» **Task**
Please write out the material that follows, exactly as it stands.

» **Exercise data**
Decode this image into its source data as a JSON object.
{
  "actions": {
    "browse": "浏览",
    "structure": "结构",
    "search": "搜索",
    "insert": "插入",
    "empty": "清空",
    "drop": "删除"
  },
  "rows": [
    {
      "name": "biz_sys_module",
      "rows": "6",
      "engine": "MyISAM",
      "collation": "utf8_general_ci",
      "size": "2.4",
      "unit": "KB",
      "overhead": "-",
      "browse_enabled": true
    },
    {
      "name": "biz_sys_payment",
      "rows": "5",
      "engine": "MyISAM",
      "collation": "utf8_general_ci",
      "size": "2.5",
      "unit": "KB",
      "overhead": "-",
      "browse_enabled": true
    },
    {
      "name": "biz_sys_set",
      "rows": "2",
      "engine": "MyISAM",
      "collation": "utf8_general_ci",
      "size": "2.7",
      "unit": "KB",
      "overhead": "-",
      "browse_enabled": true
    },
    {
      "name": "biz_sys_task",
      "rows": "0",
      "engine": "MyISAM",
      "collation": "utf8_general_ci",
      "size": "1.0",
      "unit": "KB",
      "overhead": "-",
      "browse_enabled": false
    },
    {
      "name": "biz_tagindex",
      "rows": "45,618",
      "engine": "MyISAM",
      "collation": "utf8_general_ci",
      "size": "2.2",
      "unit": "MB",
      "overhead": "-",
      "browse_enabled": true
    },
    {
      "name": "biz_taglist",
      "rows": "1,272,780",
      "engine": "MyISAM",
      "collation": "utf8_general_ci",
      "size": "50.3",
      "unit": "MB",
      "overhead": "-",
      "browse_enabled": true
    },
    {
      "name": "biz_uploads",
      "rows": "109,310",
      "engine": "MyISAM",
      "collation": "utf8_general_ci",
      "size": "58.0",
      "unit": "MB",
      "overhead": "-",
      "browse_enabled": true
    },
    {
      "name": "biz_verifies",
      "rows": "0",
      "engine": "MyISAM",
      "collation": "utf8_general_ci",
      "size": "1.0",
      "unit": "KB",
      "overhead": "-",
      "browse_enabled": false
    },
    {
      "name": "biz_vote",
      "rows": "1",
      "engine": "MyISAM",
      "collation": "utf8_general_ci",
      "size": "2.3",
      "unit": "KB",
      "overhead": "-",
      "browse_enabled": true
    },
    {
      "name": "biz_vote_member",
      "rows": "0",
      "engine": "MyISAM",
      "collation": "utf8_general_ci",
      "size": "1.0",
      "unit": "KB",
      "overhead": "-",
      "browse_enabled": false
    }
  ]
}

» **Answer to this task**
Decode this image into its source data as a JSON object.
{
  "actions": {
    "browse": "浏览",
    "structure": "结构",
    "search": "搜索",
    "insert": "插入",
    "empty": "清空",
    "drop": "删除"
  },
  "rows": [
    {
      "name": "biz_sys_module",
      "rows": "6",
      "engine": "MyISAM",
      "collation": "utf8_general_ci",
      "size": "2.4",
      "unit": "KB",
      "overhead": "-",
      "browse_enabled": true
    },
    {
      "name": "biz_sys_payment",
      "rows": "5",
      "engine": "MyISAM",
      "collation": "utf8_general_ci",
      "size": "2.5",
      "unit": "KB",
      "overhead": "-",
      "browse_enabled": true
    },
    {
      "name": "biz_sys_set",
      "rows": "2",
      "engine": "MyISAM",
      "collation": "utf8_general_ci",
      "size": "2.7",
      "unit": "KB",
      "overhead": "-",
      "browse_enabled": true
    },
    {
      "name": "biz_sys_task",
      "rows": "0",
      "engine": "MyISAM",
      "collation": "utf8_general_ci",
      "size": "1.0",
      "unit": "KB",
      "overhead": "-",
      "browse_enabled": false
    },
    {
      "name": "biz_tagindex",
      "rows": "45,618",
      "engine": "MyISAM",
      "collation": "utf8_general_ci",
      "size": "2.2",
      "unit": "MB",
      "overhead": "-",
      "browse_enabled": true
    },
    {
      "name": "biz_taglist",
      "rows": "1,272,780",
      "engine": "MyISAM",
      "collation": "utf8_general_ci",
      "size": "50.3",
      "unit": "MB",
      "overhead": "-",
      "browse_enabled": true
    },
    {
      "name": "biz_uploads",
      "rows": "109,310",
      "engine": "MyISAM",
      "collation": "utf8_general_ci",
      "size": "58.0",
      "unit": "MB",
      "overhead": "-",
      "browse_enabled": true
    },
    {
      "name": "biz_verifies",
      "rows": "0",
      "engine": "MyISAM",
      "collation": "utf8_general_ci",
      "size": "1.0",
      "unit": "KB",
      "overhead": "-",
      "browse_enabled": false
    },
    {
      "name": "biz_vote",
      "rows": "1",
      "engine": "MyISAM",
      "collation": "utf8_general_ci",
      "size": "2.3",
      "unit": "KB",
      "overhead": "-",
      "browse_enabled": true
    },
    {
      "name": "biz_vote_member",
      "rows": "0",
      "engine": "MyISAM",
      "collation": "utf8_general_ci",
      "size": "1.0",
      "unit": "KB",
      "overhead": "-",
      "browse_enabled": false
    }
  ]
}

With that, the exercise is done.